Vesa Hietalahti

Personal information
- Full name: Vesa Tapio Hietalahti
- Nickname: Vesku
- Born: 27 September 1969 (age 56) Kauhajoki, Finland
- Height: 1.80 m (5 ft 11 in)

Sport

Professional information
- Sport: Biathlon
- Club: Kauhajoen Karhu

Olympic Games
- Teams: 4 (1992, 1994, 1998, 2002)
- Medals: 0

World Championships
- Teams: 13 (1990, 1991, 1993, 1995, 1996, 1997, 1999, 2000, 2001, 2002, 2003, 2004, 2005)
- Medals: 1 (0 gold)

World Cup
- Seasons: 16 (1989/90–2004/05)

Goal of the exercise: Transcribe the Vesa Hietalahti profile verbatim, starting at "Vesa Hietalahti" and ending at "(5 ft 11 in)".

Provided data:

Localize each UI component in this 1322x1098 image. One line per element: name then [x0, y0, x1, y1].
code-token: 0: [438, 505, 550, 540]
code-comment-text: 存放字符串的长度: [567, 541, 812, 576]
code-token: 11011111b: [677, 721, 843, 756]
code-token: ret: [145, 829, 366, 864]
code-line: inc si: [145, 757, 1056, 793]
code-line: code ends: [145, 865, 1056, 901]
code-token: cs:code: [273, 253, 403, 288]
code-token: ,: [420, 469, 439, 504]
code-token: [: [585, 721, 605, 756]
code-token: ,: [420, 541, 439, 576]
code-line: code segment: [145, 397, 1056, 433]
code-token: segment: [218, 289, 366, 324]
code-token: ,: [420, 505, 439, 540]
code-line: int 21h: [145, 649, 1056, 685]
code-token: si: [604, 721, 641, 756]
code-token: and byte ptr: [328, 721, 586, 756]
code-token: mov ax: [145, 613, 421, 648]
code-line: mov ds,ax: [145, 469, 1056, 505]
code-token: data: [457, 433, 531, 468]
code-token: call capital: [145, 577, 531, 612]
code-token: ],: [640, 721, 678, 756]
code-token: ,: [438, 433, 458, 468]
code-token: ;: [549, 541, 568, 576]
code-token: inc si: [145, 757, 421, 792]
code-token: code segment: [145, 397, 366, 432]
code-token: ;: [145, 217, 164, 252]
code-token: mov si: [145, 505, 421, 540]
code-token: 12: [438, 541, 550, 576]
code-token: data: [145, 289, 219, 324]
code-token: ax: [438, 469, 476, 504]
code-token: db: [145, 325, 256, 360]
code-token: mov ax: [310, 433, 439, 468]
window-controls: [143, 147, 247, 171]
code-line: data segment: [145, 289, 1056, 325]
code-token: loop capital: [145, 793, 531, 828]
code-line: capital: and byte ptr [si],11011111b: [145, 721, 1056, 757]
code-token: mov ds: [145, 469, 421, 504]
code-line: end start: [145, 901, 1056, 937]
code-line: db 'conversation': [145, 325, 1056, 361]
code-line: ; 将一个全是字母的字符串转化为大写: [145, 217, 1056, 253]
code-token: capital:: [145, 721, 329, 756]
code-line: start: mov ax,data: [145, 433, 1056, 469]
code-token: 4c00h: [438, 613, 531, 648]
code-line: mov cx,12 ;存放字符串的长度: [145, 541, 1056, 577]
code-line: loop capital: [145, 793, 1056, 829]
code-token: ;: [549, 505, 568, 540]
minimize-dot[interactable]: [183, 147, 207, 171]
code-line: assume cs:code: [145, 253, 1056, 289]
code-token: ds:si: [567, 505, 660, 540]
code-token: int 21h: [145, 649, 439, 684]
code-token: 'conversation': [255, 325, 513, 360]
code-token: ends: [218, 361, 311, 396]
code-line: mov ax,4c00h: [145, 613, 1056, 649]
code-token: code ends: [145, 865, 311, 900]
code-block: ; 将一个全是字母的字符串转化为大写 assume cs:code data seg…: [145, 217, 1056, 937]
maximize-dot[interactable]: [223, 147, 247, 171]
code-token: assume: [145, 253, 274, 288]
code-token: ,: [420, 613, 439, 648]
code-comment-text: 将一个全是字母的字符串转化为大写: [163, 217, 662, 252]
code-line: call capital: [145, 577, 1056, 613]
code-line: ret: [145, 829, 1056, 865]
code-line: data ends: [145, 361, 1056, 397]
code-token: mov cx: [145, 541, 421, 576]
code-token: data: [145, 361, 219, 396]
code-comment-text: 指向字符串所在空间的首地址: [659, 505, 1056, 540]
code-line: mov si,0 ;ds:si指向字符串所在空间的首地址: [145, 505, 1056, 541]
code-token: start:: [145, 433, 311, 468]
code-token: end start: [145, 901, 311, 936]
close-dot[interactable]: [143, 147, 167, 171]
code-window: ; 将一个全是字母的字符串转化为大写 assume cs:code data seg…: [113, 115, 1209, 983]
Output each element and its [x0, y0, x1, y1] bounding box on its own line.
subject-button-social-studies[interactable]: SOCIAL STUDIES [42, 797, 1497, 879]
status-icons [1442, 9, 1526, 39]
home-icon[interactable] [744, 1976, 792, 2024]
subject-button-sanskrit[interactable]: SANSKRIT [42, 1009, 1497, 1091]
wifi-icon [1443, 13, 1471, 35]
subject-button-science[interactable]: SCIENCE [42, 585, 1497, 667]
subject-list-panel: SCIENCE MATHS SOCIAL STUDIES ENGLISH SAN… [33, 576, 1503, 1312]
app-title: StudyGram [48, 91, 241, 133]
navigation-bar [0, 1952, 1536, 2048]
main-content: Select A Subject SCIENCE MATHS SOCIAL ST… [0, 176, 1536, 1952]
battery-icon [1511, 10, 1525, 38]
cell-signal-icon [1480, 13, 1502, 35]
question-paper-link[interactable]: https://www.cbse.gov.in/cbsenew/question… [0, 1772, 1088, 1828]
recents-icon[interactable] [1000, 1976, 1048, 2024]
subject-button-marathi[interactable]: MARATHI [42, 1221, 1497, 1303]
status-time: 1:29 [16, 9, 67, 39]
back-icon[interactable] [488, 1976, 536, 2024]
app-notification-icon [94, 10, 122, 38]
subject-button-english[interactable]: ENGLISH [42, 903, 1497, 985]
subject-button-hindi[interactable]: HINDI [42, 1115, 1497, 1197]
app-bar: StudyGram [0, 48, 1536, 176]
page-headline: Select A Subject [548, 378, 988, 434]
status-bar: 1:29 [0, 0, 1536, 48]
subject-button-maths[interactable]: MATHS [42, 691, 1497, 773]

Solution to this problem:
Vesa Hietalahti

Personal information
- Full name: Vesa Tapio Hietalahti
- Nickname: Vesku
- Born: 27 September 1969 (age 56) Kauhajoki, Finland
- Height: 1.80 m (5 ft 11 in)